GIVEN TASK: Write out each line of the listing as it stands, without the images.

Data entries:
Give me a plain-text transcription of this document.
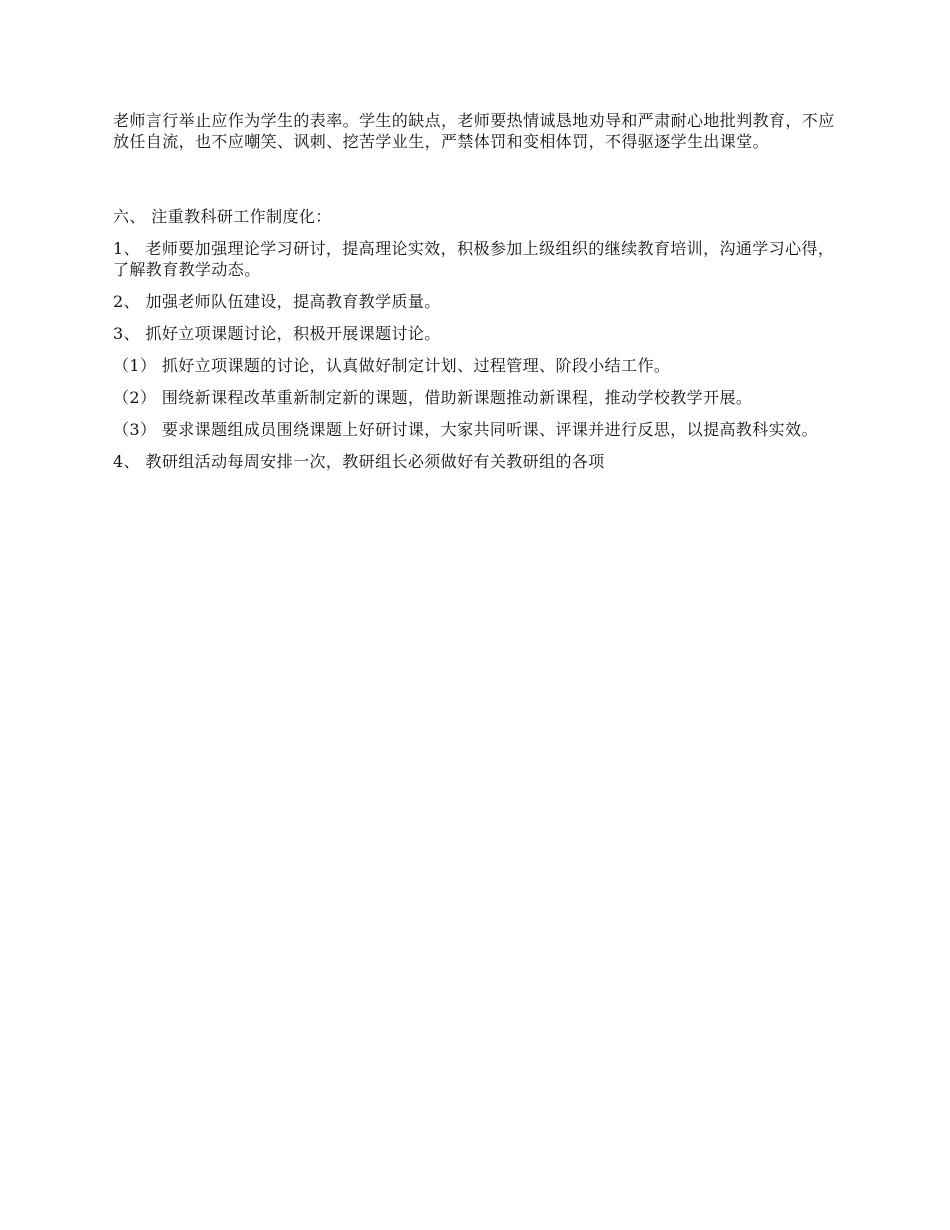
老师言行举止应作为学生的表率。学生的缺点，老师要热情诚恳地劝导和严肃耐心地批判教育，不应放任自流，也不应嘲笑、讽刺、挖苦学业生，严禁体罚和变相体罚，不得驱逐学生出课堂。

六、 注重教科研工作制度化：

1、 老师要加强理论学习研讨，提高理论实效，积极参加上级组织的继续教育培训，沟通学习心得，了解教育教学动态。

2、 加强老师队伍建设，提高教育教学质量。

3、 抓好立项课题讨论，积极开展课题讨论。

（1） 抓好立项课题的讨论，认真做好制定计划、过程管理、阶段小结工作。

（2） 围绕新课程改革重新制定新的课题，借助新课题推动新课程，推动学校教学开展。

（3） 要求课题组成员围绕课题上好研讨课，大家共同听课、评课并进行反思，以提高教科实效。

4、 教研组活动每周安排一次，教研组长必须做好有关教研组的各项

SOLUTION BELOW:
Give me a plain-text transcription of this document.
老师言行举止应作为学生的表率。学生的缺点，老师要热情诚恳地劝导和严肃耐心地批判教育，不应放任自流，也不应嘲笑、讽刺、挖苦学业生，严禁体罚和变相体罚，不得驱逐学生出课堂。

六、 注重教科研工作制度化：

1、 老师要加强理论学习研讨，提高理论实效，积极参加上级组织的继续教育培训，沟通学习心得，了解教育教学动态。

2、 加强老师队伍建设，提高教育教学质量。

3、 抓好立项课题讨论，积极开展课题讨论。

（1） 抓好立项课题的讨论，认真做好制定计划、过程管理、阶段小结工作。

（2） 围绕新课程改革重新制定新的课题，借助新课题推动新课程，推动学校教学开展。

（3） 要求课题组成员围绕课题上好研讨课，大家共同听课、评课并进行反思，以提高教科实效。

4、 教研组活动每周安排一次，教研组长必须做好有关教研组的各项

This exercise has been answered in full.